| TASK TO COMPLETE |
Please output, unchanged, the items starting with the line that contains "List all visible" and going on through the line that contains "nav-item-more[interactable]: Mais xyxy=(844,2058,1044,2164)", with both of those lines included. Leave the pictures out of your answer.

| TASK INPUT |
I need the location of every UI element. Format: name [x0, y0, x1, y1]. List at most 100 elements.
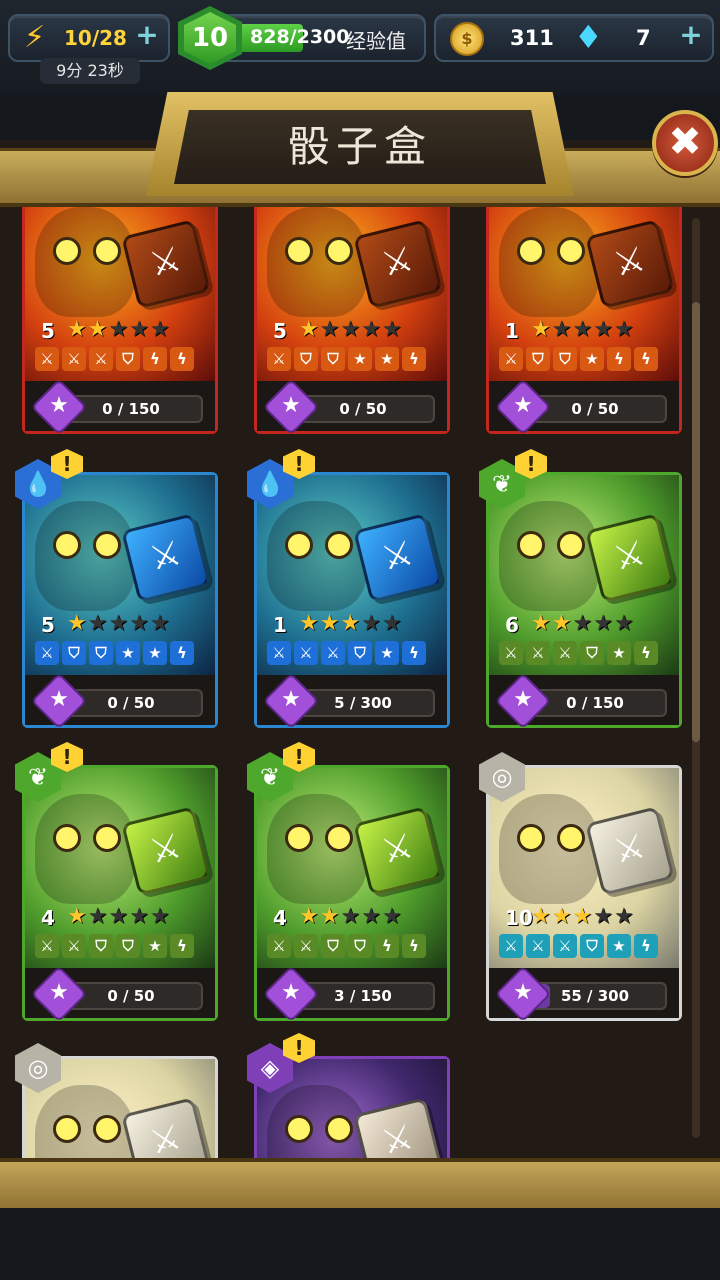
...
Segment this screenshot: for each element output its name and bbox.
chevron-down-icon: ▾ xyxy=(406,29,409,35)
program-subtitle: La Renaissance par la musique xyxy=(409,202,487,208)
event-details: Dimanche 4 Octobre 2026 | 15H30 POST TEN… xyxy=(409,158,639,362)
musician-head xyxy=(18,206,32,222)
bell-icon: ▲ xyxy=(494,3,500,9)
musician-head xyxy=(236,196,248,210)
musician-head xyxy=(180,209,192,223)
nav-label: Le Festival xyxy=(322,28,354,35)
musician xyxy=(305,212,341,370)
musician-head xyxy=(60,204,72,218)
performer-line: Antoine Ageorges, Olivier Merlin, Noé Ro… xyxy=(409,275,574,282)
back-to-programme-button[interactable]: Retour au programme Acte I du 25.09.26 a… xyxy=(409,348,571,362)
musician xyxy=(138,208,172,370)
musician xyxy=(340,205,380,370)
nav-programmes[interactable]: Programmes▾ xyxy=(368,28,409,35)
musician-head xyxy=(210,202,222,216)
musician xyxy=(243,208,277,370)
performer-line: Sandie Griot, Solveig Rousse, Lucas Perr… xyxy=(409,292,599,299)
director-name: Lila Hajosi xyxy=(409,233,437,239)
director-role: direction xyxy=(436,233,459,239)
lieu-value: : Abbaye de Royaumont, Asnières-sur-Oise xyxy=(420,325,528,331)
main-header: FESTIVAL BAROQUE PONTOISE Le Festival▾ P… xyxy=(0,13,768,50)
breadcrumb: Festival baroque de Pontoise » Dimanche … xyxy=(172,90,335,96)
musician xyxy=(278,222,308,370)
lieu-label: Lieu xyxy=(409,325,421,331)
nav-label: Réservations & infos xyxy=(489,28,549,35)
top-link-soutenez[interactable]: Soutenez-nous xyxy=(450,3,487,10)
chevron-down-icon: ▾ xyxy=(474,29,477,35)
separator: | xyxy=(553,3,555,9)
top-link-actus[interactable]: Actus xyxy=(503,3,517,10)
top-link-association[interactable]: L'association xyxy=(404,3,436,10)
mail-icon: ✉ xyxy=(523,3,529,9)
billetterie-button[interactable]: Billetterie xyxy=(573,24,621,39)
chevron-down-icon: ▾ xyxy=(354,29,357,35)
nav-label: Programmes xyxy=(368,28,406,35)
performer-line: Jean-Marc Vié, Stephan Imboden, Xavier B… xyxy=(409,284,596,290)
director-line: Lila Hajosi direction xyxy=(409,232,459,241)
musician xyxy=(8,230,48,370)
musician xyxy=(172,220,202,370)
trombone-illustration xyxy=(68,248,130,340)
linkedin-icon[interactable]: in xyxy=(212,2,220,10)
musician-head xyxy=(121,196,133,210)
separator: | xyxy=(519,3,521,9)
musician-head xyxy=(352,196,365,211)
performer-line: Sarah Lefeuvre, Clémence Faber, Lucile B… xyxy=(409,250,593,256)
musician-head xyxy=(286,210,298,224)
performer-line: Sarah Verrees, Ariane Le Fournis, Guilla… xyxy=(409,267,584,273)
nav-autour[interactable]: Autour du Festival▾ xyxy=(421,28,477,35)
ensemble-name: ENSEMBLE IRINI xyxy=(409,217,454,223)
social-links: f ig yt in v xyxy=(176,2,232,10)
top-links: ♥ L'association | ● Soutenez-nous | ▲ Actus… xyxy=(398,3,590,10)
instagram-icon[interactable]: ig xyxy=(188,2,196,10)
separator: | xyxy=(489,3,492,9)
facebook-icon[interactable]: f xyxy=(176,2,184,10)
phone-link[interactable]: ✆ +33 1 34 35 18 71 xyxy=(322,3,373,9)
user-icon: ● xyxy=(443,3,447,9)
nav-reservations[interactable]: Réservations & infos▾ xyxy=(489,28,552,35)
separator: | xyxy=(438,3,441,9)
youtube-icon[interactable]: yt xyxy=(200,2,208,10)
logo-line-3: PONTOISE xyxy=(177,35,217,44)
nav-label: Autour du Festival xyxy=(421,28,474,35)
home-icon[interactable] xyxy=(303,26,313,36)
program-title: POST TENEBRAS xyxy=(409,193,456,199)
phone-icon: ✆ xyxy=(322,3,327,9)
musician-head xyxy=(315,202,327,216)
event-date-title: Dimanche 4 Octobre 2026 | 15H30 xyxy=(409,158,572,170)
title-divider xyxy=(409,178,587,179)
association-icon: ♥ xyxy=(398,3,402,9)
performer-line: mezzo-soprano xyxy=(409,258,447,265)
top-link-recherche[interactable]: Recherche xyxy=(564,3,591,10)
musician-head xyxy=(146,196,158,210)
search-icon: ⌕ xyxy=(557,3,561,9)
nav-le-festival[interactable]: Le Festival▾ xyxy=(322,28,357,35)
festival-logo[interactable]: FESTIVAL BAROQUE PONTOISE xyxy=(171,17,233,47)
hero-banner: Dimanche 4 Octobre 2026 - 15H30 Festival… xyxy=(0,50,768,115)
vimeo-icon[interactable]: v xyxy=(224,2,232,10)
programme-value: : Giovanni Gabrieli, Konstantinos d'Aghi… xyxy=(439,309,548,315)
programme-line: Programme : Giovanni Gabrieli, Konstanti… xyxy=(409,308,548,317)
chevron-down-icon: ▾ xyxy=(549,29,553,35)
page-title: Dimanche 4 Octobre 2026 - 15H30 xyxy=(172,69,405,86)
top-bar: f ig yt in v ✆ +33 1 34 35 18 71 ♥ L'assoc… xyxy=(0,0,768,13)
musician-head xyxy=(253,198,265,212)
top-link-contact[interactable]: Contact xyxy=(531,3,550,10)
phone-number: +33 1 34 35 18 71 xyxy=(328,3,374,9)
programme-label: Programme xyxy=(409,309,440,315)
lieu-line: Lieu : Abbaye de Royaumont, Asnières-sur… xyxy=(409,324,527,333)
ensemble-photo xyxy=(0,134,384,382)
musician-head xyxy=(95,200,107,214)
--
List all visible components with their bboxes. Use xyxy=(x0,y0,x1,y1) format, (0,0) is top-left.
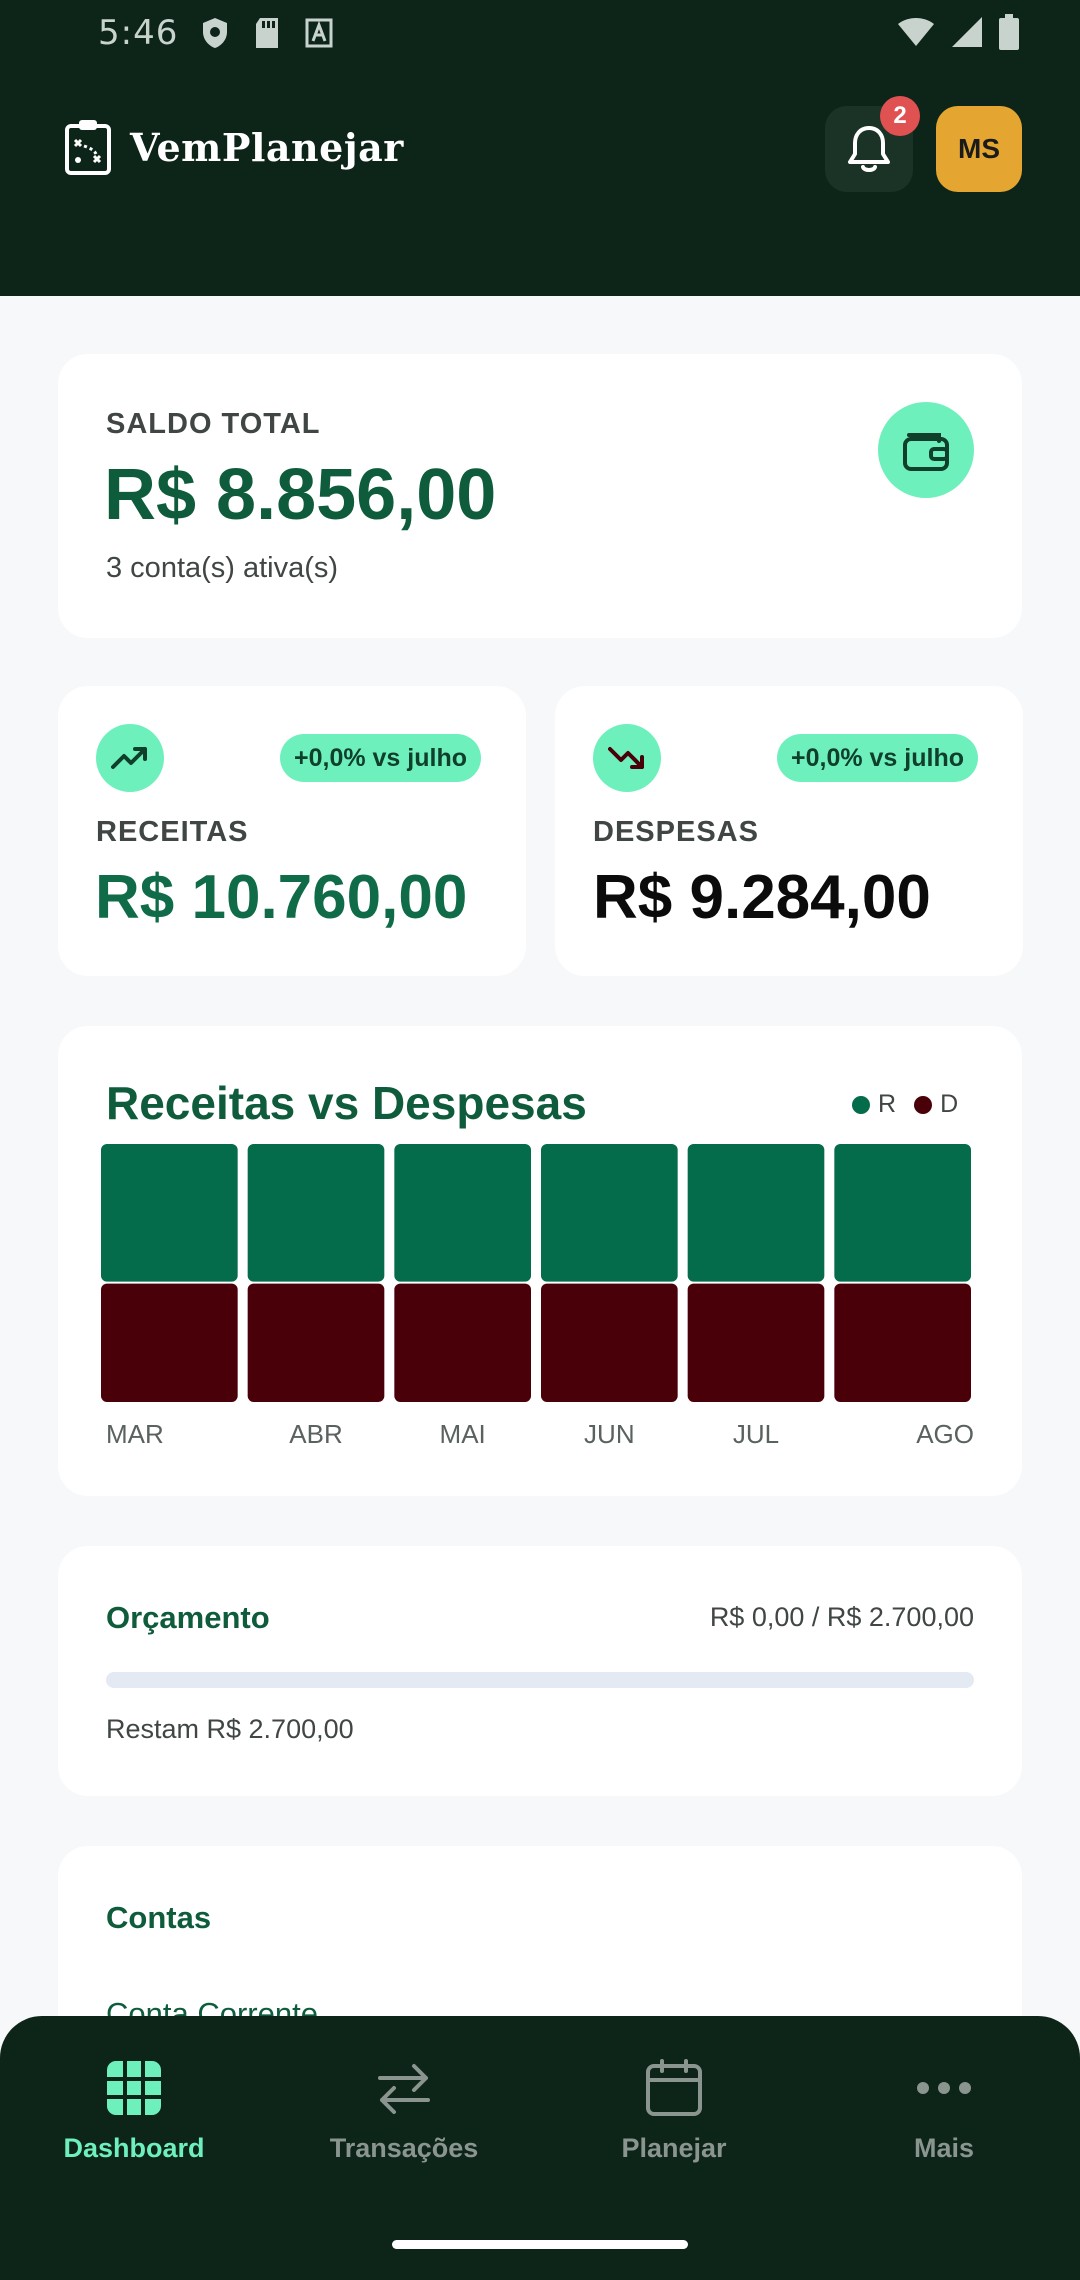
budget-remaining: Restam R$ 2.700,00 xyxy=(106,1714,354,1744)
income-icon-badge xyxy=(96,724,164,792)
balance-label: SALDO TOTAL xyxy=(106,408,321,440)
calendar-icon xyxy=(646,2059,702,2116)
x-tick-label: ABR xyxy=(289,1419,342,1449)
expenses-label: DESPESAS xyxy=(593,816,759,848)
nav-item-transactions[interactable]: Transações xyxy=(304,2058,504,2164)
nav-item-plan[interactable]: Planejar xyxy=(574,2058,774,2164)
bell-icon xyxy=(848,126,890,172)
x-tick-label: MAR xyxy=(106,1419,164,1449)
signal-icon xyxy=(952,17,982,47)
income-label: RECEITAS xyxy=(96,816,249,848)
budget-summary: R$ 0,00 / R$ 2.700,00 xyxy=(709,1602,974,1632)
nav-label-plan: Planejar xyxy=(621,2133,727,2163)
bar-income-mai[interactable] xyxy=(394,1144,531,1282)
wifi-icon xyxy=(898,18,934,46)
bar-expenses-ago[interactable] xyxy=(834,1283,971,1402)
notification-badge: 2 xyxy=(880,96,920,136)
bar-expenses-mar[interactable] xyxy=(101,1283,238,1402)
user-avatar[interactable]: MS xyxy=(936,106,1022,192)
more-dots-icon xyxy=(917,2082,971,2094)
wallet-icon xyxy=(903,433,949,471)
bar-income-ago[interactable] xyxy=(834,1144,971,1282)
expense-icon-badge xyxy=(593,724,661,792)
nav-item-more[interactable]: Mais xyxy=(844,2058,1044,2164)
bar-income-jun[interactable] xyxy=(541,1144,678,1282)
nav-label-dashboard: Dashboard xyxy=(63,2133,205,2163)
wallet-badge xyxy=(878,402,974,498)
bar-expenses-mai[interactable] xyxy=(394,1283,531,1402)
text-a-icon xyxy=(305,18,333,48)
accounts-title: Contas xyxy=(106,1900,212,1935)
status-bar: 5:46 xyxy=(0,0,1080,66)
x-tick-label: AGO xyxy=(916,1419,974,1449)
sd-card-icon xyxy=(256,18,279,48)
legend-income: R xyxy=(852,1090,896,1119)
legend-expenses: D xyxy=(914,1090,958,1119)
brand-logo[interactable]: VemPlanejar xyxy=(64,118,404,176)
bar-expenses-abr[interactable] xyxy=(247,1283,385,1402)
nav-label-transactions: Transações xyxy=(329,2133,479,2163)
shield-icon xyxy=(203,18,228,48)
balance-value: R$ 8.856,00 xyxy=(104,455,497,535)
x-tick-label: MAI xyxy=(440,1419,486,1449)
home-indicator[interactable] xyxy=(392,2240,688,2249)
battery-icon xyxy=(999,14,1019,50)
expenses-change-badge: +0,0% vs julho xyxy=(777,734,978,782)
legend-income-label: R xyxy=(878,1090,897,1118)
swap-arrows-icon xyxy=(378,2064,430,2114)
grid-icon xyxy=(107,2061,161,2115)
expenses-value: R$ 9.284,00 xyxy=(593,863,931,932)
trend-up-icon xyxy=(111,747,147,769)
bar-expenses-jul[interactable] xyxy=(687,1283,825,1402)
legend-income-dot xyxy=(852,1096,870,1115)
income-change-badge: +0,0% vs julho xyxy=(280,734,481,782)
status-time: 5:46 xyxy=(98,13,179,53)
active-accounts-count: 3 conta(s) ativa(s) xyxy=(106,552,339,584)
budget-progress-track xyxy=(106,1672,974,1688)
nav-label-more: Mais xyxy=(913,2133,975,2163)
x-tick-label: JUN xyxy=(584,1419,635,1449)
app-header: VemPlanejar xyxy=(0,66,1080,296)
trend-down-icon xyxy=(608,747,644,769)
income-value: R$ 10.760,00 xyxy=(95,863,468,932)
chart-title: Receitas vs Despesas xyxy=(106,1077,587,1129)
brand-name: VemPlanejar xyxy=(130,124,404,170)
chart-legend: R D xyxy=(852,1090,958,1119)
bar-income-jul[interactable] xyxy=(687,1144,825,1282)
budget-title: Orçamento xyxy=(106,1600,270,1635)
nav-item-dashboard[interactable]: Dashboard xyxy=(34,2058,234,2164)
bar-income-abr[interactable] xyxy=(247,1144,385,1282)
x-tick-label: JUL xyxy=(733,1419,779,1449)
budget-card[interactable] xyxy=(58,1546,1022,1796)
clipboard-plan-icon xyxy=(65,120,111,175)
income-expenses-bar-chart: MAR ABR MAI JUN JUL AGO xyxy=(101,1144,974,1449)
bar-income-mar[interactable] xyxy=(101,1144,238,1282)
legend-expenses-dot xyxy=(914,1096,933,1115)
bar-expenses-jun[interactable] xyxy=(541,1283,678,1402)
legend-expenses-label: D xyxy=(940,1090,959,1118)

| ANSWER TO THIS PROBLEM |
List all visible components with their bboxes. Use xyxy=(x0,y0,x1,y1) format, (0,0) is top-left.
budget-remaining: Restam R$ 2.700,00 xyxy=(106,1714,354,1744)
income-icon-badge xyxy=(96,724,164,792)
balance-label: SALDO TOTAL xyxy=(106,408,321,440)
calendar-icon xyxy=(646,2059,702,2116)
x-tick-label: ABR xyxy=(289,1419,342,1449)
expenses-label: DESPESAS xyxy=(593,816,759,848)
nav-item-transactions[interactable]: Transações xyxy=(304,2058,504,2164)
nav-item-plan[interactable]: Planejar xyxy=(574,2058,774,2164)
bell-icon xyxy=(848,126,890,172)
x-tick-label: MAR xyxy=(106,1419,164,1449)
signal-icon xyxy=(952,17,982,47)
income-label: RECEITAS xyxy=(96,816,249,848)
budget-summary: R$ 0,00 / R$ 2.700,00 xyxy=(709,1602,974,1632)
nav-label-plan: Planejar xyxy=(621,2133,727,2163)
bar-income-mai[interactable] xyxy=(394,1144,531,1282)
wifi-icon xyxy=(898,18,934,46)
bar-expenses-ago[interactable] xyxy=(834,1283,971,1402)
notification-badge: 2 xyxy=(880,96,920,136)
bar-expenses-mar[interactable] xyxy=(101,1283,238,1402)
user-avatar[interactable]: MS xyxy=(936,106,1022,192)
more-dots-icon xyxy=(917,2082,971,2094)
wallet-icon xyxy=(903,433,949,471)
bar-income-ago[interactable] xyxy=(834,1144,971,1282)
expense-icon-badge xyxy=(593,724,661,792)
nav-item-more[interactable]: Mais xyxy=(844,2058,1044,2164)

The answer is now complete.